■ GIVEN ENTRIES ■
▬▬▬

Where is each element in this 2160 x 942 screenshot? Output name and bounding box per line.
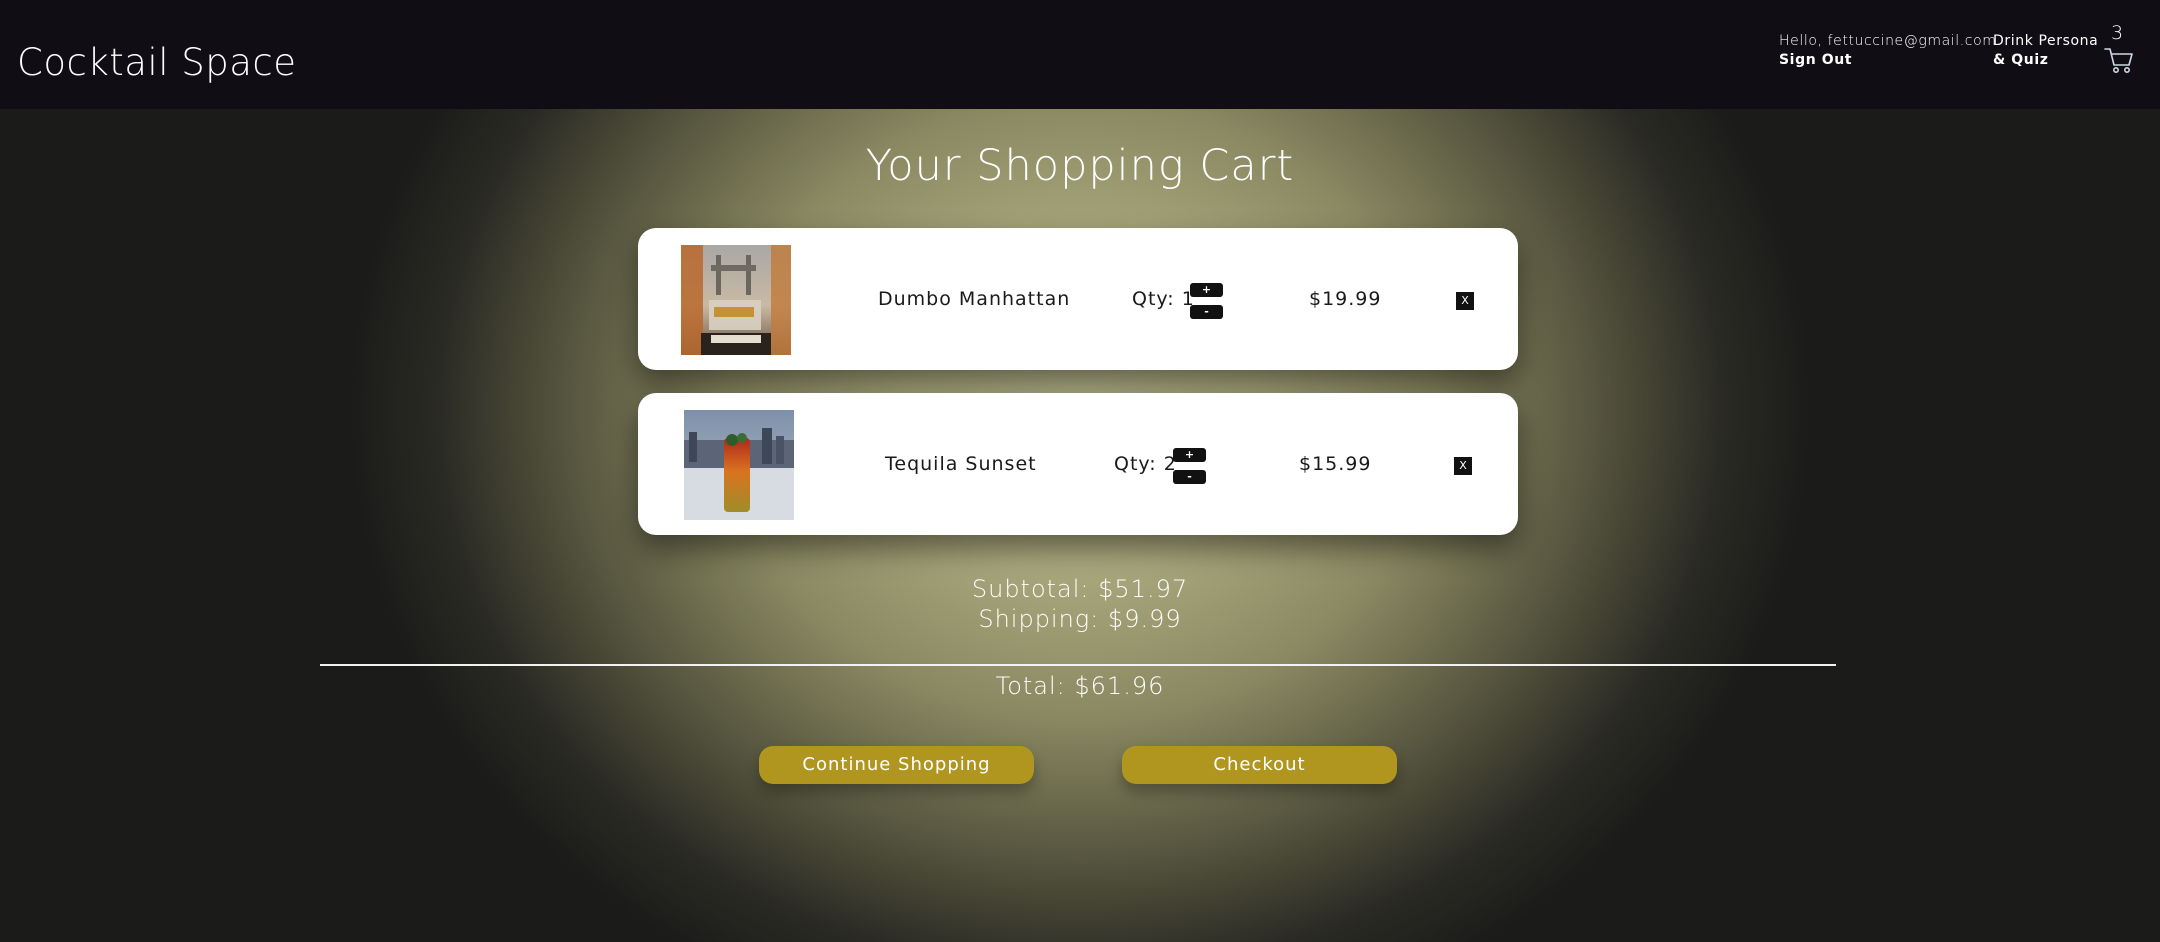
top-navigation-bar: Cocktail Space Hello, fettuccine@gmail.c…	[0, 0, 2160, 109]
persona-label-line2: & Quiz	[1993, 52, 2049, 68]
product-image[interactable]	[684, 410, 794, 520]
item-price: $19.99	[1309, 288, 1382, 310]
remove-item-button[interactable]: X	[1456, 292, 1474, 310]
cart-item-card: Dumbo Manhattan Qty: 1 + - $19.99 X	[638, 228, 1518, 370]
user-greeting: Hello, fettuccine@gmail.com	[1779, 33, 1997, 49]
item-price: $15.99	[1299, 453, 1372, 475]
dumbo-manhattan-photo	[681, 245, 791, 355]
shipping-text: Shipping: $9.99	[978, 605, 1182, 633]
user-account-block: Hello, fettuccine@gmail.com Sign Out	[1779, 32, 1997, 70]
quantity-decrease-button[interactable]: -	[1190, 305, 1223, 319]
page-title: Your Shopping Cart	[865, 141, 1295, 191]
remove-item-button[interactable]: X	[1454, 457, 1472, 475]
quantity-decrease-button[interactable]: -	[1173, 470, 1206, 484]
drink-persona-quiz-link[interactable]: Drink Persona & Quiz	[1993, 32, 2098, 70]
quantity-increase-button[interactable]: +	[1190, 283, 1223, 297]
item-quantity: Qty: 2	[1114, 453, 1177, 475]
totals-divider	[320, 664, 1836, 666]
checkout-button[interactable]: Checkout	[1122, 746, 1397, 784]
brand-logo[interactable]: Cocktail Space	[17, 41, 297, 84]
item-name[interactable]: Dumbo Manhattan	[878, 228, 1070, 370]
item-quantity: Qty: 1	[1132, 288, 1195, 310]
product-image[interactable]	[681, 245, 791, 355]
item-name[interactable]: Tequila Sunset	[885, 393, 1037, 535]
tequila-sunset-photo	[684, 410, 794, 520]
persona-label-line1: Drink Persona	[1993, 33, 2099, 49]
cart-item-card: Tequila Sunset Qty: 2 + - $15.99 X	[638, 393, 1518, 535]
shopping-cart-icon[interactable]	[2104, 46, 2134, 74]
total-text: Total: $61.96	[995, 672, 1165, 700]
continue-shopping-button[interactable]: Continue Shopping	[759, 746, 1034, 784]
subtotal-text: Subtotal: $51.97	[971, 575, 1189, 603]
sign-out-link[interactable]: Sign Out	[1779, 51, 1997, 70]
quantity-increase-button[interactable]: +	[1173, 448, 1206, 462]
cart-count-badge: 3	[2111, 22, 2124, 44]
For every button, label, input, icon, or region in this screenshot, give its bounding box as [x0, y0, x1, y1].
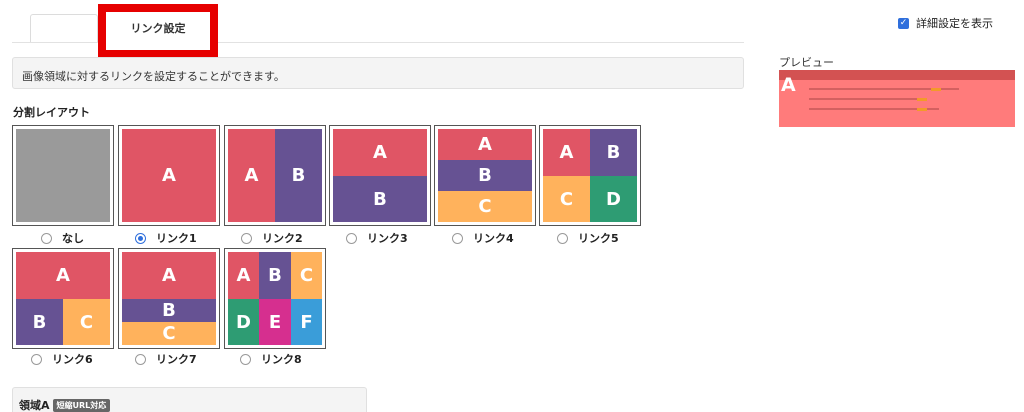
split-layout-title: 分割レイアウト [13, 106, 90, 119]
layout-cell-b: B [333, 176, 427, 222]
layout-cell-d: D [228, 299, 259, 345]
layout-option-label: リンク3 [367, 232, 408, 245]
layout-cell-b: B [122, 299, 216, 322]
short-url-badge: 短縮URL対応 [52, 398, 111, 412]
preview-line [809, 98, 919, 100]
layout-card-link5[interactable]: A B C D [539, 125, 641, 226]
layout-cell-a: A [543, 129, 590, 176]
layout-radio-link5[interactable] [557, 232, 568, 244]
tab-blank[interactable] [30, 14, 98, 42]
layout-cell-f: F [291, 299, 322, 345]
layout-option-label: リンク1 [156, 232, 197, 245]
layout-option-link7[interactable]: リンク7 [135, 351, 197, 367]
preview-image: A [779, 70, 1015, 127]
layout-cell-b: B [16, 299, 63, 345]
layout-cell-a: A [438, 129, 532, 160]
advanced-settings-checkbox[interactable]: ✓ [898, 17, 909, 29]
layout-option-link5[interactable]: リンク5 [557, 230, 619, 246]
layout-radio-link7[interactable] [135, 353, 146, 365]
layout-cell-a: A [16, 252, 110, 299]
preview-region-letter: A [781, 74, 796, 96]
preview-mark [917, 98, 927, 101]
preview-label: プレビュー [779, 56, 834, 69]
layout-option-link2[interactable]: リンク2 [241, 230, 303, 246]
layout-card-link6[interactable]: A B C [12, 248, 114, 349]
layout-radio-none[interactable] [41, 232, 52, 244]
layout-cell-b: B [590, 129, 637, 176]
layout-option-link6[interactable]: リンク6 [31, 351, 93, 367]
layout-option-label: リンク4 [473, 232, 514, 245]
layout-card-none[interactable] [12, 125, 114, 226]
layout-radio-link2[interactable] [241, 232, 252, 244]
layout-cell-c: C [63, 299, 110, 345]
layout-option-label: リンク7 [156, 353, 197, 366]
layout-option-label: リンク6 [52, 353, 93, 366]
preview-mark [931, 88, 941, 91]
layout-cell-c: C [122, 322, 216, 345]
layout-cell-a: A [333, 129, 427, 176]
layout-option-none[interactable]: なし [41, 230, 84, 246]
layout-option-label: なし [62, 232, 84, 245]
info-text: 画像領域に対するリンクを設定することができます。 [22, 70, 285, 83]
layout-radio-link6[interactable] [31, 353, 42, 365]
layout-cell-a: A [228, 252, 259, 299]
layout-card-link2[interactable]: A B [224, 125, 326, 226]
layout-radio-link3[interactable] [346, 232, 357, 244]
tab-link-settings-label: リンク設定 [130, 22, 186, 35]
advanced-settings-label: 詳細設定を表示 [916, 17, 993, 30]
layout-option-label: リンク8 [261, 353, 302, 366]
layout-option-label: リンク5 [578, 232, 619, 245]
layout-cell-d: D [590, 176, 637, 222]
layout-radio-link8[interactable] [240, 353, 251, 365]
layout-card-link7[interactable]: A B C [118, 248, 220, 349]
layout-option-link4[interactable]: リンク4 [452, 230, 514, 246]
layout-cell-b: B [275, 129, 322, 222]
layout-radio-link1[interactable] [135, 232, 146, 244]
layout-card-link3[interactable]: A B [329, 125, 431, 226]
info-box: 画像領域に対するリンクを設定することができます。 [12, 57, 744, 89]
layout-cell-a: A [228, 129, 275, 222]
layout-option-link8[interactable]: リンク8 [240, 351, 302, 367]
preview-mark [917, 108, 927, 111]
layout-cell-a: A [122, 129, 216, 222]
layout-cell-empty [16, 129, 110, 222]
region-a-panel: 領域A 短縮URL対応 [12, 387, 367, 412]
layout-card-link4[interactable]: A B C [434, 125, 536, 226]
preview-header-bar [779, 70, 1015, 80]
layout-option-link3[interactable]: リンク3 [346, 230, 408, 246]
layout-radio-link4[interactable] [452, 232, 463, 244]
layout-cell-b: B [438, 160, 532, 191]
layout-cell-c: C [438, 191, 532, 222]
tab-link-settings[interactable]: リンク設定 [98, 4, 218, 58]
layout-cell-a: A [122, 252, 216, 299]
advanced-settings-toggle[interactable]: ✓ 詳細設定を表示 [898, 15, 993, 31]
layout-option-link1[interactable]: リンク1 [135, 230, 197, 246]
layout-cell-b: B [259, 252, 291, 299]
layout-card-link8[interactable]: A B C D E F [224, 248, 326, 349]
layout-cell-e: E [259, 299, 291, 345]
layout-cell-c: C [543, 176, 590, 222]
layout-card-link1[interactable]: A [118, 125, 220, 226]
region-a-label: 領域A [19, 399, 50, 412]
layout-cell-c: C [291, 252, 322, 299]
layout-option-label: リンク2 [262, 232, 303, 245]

▬▬▬

■ GIVEN PROBLEM ■
Write out the lines starting with the line with "split-layout-title: 分割レイアウト [13, 106, 90, 119]" and going on through the line with "layout-option-link2[interactable]: リンク2 [241, 230, 303, 246]", but swap "layout-cell-b" for "grid-cell-b" and leave everything else unchanged.

■ SOLUTION TO THIS TASK ■
split-layout-title: 分割レイアウト [13, 106, 90, 119]
grid-cell-b: B [333, 176, 427, 222]
layout-cell-d: D [228, 299, 259, 345]
layout-option-label: リンク3 [367, 232, 408, 245]
grid-cell-b: B [122, 299, 216, 322]
short-url-badge: 短縮URL対応 [52, 398, 111, 412]
preview-line [809, 98, 919, 100]
layout-card-link5[interactable]: A B C D [539, 125, 641, 226]
layout-cell-a: A [543, 129, 590, 176]
layout-radio-link5[interactable] [557, 232, 568, 244]
tab-blank[interactable] [30, 14, 98, 42]
layout-cell-f: F [291, 299, 322, 345]
layout-option-label: リンク1 [156, 232, 197, 245]
layout-option-link7[interactable]: リンク7 [135, 351, 197, 367]
preview-image: A [779, 70, 1015, 127]
grid-cell-b: B [16, 299, 63, 345]
layout-cell-a: A [438, 129, 532, 160]
advanced-settings-checkbox[interactable]: ✓ [898, 17, 909, 29]
layout-option-link5[interactable]: リンク5 [557, 230, 619, 246]
layout-radio-link7[interactable] [135, 353, 146, 365]
layout-cell-a: A [16, 252, 110, 299]
preview-region-letter: A [781, 74, 796, 96]
preview-mark [917, 98, 927, 101]
preview-label: プレビュー [779, 56, 834, 69]
layout-option-link2[interactable]: リンク2 [241, 230, 303, 246]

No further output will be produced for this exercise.